● What you will do: Would you repeat the data below exactly, taking out the images?

● Material shown:
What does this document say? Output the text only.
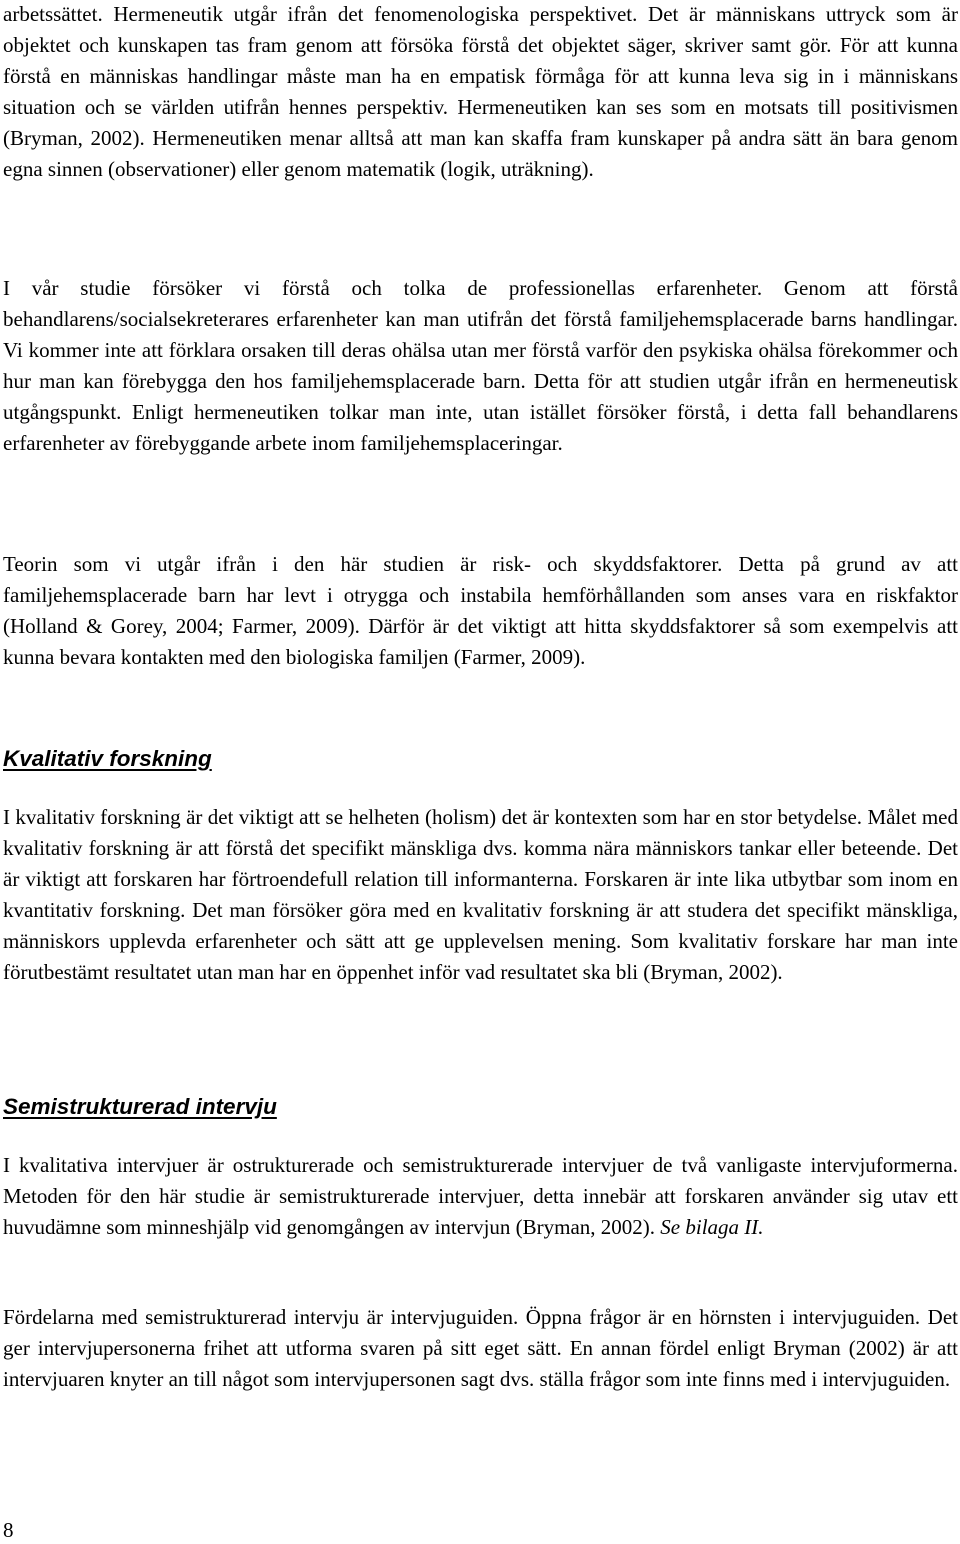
arbetssättet. Hermeneutik utgår ifrån det fenomenologiska perspektivet. Det är människans uttryck som är objektet och kunskapen tas fram genom att försöka förstå det objektet säger, skriver samt gör. För att kunna förstå en människas handlingar måste man ha en empatisk förmåga för att kunna leva sig in i människans situation och se världen utifrån hennes perspektiv. Hermeneutiken kan ses som en motsats till positivismen (Bryman, 2002). Hermeneutiken menar alltså att man kan skaffa fram kunskaper på andra sätt än bara genom egna sinnen (observationer) eller genom matematik (logik, uträkning).

I vår studie försöker vi förstå och tolka de professionellas erfarenheter. Genom att förstå behandlarens/socialsekreterares erfarenheter kan man utifrån det förstå familjehemsplacerade barns handlingar. Vi kommer inte att förklara orsaken till deras ohälsa utan mer förstå varför den psykiska ohälsa förekommer och hur man kan förebygga den hos familjehemsplacerade barn. Detta för att studien utgår ifrån en hermeneutisk utgångspunkt. Enligt hermeneutiken tolkar man inte, utan istället försöker förstå, i detta fall behandlarens erfarenheter av förebyggande arbete inom familjehemsplaceringar.

Teorin som vi utgår ifrån i den här studien är risk- och skyddsfaktorer. Detta på grund av att familjehemsplacerade barn har levt i otrygga och instabila hemförhållanden som anses vara en riskfaktor (Holland & Gorey, 2004; Farmer, 2009). Därför är det viktigt att hitta skyddsfaktorer så som exempelvis att kunna bevara kontakten med den biologiska familjen (Farmer, 2009).

Kvalitativ forskning

I kvalitativ forskning är det viktigt att se helheten (holism) det är kontexten som har en stor betydelse. Målet med kvalitativ forskning är att förstå det specifikt mänskliga dvs. komma nära människors tankar eller beteende. Det är viktigt att forskaren har förtroendefull relation till informanterna. Forskaren är inte lika utbytbar som inom en kvantitativ forskning. Det man försöker göra med en kvalitativ forskning är att studera det specifikt mänskliga, människors upplevda erfarenheter och sätt att ge upplevelsen mening. Som kvalitativ forskare har man inte förutbestämt resultatet utan man har en öppenhet inför vad resultatet ska bli (Bryman, 2002).

Semistrukturerad intervju

I kvalitativa intervjuer är ostrukturerade och semistrukturerade intervjuer de två vanligaste intervjuformerna. Metoden för den här studie är semistrukturerade intervjuer, detta innebär att forskaren använder sig utav ett huvudämne som minneshjälp vid genomgången av intervjun (Bryman, 2002). Se bilaga II.

Fördelarna med semistrukturerad intervju är intervjuguiden. Öppna frågor är en hörnsten i intervjuguiden. Det ger intervjupersonerna frihet att utforma svaren på sitt eget sätt. En annan fördel enligt Bryman (2002) är att intervjuaren knyter an till något som intervjupersonen sagt dvs. ställa frågor som inte finns med i intervjuguiden.

8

● Answer to the problem:
What does this document say? Output the text only.
arbetssättet. Hermeneutik utgår ifrån det fenomenologiska perspektivet. Det är människans uttryck som är objektet och kunskapen tas fram genom att försöka förstå det objektet säger, skriver samt gör. För att kunna förstå en människas handlingar måste man ha en empatisk förmåga för att kunna leva sig in i människans situation och se världen utifrån hennes perspektiv. Hermeneutiken kan ses som en motsats till positivismen (Bryman, 2002). Hermeneutiken menar alltså att man kan skaffa fram kunskaper på andra sätt än bara genom egna sinnen (observationer) eller genom matematik (logik, uträkning).

I vår studie försöker vi förstå och tolka de professionellas erfarenheter. Genom att förstå behandlarens/socialsekreterares erfarenheter kan man utifrån det förstå familjehemsplacerade barns handlingar. Vi kommer inte att förklara orsaken till deras ohälsa utan mer förstå varför den psykiska ohälsa förekommer och hur man kan förebygga den hos familjehemsplacerade barn. Detta för att studien utgår ifrån en hermeneutisk utgångspunkt. Enligt hermeneutiken tolkar man inte, utan istället försöker förstå, i detta fall behandlarens erfarenheter av förebyggande arbete inom familjehemsplaceringar.

Teorin som vi utgår ifrån i den här studien är risk- och skyddsfaktorer. Detta på grund av att familjehemsplacerade barn har levt i otrygga och instabila hemförhållanden som anses vara en riskfaktor (Holland & Gorey, 2004; Farmer, 2009). Därför är det viktigt att hitta skyddsfaktorer så som exempelvis att kunna bevara kontakten med den biologiska familjen (Farmer, 2009).

Kvalitativ forskning

I kvalitativ forskning är det viktigt att se helheten (holism) det är kontexten som har en stor betydelse. Målet med kvalitativ forskning är att förstå det specifikt mänskliga dvs. komma nära människors tankar eller beteende. Det är viktigt att forskaren har förtroendefull relation till informanterna. Forskaren är inte lika utbytbar som inom en kvantitativ forskning. Det man försöker göra med en kvalitativ forskning är att studera det specifikt mänskliga, människors upplevda erfarenheter och sätt att ge upplevelsen mening. Som kvalitativ forskare har man inte förutbestämt resultatet utan man har en öppenhet inför vad resultatet ska bli (Bryman, 2002).

Semistrukturerad intervju

I kvalitativa intervjuer är ostrukturerade och semistrukturerade intervjuer de två vanligaste intervjuformerna. Metoden för den här studie är semistrukturerade intervjuer, detta innebär att forskaren använder sig utav ett huvudämne som minneshjälp vid genomgången av intervjun (Bryman, 2002). Se bilaga II.

Fördelarna med semistrukturerad intervju är intervjuguiden. Öppna frågor är en hörnsten i intervjuguiden. Det ger intervjupersonerna frihet att utforma svaren på sitt eget sätt. En annan fördel enligt Bryman (2002) är att intervjuaren knyter an till något som intervjupersonen sagt dvs. ställa frågor som inte finns med i intervjuguiden.

8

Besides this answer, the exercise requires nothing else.